▶ _WHAT IS EXPECTED_
Select the lines below containing the word "using".

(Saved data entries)
________________________________________
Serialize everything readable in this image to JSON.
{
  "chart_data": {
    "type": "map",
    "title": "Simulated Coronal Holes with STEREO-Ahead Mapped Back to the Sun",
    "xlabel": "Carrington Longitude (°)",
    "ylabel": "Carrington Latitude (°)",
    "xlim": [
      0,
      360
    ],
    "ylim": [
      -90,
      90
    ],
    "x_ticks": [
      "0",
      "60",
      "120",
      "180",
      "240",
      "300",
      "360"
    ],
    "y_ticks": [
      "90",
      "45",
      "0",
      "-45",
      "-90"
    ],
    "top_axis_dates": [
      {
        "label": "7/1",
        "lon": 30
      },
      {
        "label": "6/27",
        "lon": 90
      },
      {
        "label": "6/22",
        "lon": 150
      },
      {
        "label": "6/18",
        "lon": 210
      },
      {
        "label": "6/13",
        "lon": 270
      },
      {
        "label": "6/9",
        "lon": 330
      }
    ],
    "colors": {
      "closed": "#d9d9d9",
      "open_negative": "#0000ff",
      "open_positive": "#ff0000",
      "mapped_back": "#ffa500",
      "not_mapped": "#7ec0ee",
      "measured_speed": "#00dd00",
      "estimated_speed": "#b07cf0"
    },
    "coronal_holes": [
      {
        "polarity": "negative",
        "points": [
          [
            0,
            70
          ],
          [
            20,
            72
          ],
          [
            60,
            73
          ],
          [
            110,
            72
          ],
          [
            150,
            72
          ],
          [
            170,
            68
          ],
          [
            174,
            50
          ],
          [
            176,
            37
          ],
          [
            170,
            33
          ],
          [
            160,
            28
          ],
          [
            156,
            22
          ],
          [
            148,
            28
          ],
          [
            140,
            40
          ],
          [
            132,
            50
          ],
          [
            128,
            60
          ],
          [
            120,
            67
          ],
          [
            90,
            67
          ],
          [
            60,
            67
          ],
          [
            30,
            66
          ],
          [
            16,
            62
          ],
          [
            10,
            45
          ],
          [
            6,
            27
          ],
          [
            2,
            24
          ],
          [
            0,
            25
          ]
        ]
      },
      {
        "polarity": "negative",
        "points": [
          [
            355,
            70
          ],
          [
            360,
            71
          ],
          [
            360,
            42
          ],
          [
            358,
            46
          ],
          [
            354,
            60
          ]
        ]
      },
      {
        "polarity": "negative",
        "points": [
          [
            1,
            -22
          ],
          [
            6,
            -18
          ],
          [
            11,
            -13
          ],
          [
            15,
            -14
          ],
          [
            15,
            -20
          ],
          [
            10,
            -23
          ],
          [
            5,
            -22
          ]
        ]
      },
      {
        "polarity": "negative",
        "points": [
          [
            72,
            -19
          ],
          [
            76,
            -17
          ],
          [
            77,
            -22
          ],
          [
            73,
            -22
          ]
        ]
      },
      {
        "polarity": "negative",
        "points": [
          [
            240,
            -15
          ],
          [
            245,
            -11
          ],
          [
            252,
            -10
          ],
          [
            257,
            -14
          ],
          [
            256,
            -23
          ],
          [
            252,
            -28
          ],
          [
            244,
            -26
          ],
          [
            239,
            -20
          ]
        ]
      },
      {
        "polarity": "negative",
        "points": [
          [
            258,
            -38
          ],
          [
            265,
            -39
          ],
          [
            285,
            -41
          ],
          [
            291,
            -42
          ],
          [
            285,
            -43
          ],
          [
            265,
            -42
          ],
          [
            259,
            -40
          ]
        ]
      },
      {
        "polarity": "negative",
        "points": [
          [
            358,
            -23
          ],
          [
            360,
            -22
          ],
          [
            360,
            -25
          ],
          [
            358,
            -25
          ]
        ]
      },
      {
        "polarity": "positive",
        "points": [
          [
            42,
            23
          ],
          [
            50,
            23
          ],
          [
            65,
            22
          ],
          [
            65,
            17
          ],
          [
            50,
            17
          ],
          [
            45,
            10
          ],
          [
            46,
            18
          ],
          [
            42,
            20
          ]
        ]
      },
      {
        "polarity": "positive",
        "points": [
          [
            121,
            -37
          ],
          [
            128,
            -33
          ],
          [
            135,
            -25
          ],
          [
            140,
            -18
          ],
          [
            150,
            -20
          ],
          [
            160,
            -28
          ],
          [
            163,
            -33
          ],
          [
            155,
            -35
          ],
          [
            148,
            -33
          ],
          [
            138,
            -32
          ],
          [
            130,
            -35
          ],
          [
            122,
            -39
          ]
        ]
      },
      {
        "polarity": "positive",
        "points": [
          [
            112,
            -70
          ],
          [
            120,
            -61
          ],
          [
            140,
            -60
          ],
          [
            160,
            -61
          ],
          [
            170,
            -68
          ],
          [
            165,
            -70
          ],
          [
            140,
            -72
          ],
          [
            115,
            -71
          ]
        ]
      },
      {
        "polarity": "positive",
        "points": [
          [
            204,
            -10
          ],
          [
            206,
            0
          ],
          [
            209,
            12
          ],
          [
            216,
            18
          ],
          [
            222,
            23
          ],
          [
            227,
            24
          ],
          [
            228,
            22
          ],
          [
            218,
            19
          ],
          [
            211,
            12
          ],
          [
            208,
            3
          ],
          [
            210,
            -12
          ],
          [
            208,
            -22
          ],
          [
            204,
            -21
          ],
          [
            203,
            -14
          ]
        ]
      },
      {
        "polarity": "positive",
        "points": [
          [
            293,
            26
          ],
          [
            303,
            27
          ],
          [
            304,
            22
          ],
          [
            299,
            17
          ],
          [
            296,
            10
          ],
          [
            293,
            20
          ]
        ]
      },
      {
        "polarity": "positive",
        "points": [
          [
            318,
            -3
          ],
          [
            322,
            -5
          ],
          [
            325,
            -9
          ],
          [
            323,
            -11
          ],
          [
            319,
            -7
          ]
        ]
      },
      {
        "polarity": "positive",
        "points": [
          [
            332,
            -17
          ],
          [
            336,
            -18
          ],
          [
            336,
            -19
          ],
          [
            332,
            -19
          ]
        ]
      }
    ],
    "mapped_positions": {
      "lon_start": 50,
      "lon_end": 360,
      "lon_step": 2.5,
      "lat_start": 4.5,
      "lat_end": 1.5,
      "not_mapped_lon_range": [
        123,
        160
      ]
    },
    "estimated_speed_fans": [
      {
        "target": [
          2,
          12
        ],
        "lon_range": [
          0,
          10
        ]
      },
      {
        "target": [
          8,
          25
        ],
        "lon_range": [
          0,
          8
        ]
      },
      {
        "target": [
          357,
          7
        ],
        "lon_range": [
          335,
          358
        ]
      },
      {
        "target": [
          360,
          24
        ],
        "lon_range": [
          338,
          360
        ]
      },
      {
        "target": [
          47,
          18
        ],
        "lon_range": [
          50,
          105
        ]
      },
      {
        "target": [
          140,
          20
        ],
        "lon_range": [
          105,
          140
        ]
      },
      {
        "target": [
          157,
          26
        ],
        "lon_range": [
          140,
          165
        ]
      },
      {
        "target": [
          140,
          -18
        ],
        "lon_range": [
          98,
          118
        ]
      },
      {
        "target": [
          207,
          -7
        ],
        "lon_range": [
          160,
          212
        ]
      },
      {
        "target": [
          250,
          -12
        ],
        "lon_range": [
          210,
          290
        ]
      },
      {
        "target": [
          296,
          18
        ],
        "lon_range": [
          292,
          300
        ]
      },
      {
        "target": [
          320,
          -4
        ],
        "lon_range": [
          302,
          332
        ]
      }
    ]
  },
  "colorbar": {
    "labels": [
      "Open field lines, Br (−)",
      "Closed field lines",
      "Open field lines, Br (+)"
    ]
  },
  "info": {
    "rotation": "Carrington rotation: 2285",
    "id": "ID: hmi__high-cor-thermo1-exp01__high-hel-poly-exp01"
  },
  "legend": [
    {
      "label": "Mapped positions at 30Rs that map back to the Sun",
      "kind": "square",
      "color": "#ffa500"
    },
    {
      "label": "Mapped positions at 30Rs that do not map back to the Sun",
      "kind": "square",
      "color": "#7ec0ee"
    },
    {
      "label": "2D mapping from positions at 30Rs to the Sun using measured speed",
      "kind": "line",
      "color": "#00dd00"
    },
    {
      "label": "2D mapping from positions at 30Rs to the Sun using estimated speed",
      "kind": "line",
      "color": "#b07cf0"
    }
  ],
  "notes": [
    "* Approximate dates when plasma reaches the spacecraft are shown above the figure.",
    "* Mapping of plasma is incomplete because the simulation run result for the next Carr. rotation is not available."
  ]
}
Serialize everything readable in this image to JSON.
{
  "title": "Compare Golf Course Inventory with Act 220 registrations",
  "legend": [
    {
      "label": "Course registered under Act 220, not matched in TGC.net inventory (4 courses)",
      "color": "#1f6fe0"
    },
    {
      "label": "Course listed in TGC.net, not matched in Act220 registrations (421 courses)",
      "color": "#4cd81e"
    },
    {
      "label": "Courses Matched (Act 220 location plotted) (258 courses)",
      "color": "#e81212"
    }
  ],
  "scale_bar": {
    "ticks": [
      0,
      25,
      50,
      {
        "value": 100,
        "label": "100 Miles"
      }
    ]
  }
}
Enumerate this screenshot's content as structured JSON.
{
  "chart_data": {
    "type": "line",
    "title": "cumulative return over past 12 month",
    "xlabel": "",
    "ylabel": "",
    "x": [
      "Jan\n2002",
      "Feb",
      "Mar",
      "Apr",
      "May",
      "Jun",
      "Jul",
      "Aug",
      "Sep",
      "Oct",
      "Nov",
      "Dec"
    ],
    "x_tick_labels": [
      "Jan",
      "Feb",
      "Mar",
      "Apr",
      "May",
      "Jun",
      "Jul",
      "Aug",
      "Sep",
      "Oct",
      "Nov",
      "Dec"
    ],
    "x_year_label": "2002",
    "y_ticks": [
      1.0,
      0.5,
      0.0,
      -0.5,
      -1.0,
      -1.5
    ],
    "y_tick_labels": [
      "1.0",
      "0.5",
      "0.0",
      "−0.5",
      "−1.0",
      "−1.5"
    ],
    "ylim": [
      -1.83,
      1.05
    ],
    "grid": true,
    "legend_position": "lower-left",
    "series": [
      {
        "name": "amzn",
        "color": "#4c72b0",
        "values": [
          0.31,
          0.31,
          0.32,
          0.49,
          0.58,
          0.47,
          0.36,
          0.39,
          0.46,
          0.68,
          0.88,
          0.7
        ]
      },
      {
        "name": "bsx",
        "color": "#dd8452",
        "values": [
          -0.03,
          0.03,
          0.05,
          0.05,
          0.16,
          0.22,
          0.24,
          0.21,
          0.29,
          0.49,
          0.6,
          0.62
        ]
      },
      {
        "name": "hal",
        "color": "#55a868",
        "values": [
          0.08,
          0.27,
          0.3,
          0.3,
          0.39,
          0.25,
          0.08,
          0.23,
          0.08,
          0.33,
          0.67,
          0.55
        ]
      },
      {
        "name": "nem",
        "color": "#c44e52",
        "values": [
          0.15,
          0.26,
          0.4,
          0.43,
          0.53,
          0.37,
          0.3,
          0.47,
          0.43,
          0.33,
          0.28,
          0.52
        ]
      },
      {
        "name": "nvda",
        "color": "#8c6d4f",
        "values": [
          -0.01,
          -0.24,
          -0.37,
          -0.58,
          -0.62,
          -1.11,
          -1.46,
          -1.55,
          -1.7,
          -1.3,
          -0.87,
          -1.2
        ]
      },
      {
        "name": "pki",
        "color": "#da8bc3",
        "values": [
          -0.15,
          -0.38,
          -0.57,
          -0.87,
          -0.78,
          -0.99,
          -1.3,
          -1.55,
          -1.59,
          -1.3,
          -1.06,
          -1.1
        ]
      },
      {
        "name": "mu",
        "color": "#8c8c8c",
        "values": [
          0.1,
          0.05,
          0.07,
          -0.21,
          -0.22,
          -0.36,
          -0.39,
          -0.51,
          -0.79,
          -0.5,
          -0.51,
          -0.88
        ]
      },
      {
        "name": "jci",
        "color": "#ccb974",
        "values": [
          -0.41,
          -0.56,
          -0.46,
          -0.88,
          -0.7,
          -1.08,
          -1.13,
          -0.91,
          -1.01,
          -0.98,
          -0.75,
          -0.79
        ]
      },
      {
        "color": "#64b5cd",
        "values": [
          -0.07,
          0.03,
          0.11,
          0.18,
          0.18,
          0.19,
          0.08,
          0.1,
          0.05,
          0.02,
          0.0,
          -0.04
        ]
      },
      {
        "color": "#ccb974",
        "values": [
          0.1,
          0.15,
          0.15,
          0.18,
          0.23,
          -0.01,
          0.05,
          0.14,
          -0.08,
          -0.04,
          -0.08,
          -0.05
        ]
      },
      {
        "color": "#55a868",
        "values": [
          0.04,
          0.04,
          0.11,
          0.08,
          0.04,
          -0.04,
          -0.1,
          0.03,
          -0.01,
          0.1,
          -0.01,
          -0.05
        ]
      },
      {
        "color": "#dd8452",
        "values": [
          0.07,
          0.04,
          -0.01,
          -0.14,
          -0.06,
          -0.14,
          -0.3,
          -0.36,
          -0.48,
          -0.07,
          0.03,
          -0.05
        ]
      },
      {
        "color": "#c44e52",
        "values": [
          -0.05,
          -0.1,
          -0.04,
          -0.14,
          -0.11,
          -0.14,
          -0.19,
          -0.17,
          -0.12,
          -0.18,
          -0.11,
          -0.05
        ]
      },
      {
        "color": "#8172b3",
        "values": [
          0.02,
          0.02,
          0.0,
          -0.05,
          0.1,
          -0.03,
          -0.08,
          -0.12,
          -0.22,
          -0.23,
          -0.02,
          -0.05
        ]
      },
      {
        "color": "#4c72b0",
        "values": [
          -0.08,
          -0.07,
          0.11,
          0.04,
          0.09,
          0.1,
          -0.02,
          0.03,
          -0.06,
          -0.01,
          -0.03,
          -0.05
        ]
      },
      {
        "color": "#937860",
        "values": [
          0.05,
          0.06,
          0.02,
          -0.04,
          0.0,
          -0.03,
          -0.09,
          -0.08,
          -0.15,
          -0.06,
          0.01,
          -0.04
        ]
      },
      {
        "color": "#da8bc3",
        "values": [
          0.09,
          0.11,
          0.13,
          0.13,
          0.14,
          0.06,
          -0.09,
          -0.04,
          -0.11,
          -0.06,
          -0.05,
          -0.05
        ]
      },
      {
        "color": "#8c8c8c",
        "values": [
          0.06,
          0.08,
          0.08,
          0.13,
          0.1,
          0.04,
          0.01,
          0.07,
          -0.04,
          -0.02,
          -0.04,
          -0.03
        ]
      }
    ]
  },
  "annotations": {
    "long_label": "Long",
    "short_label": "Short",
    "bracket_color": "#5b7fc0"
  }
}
________________________________________
▶ _WRITTEN RESPONSE_
      "label": "2D mapping from positions at 30Rs to the Sun using measured speed",
      "label": "2D mapping from positions at 30Rs to the Sun using estimated speed",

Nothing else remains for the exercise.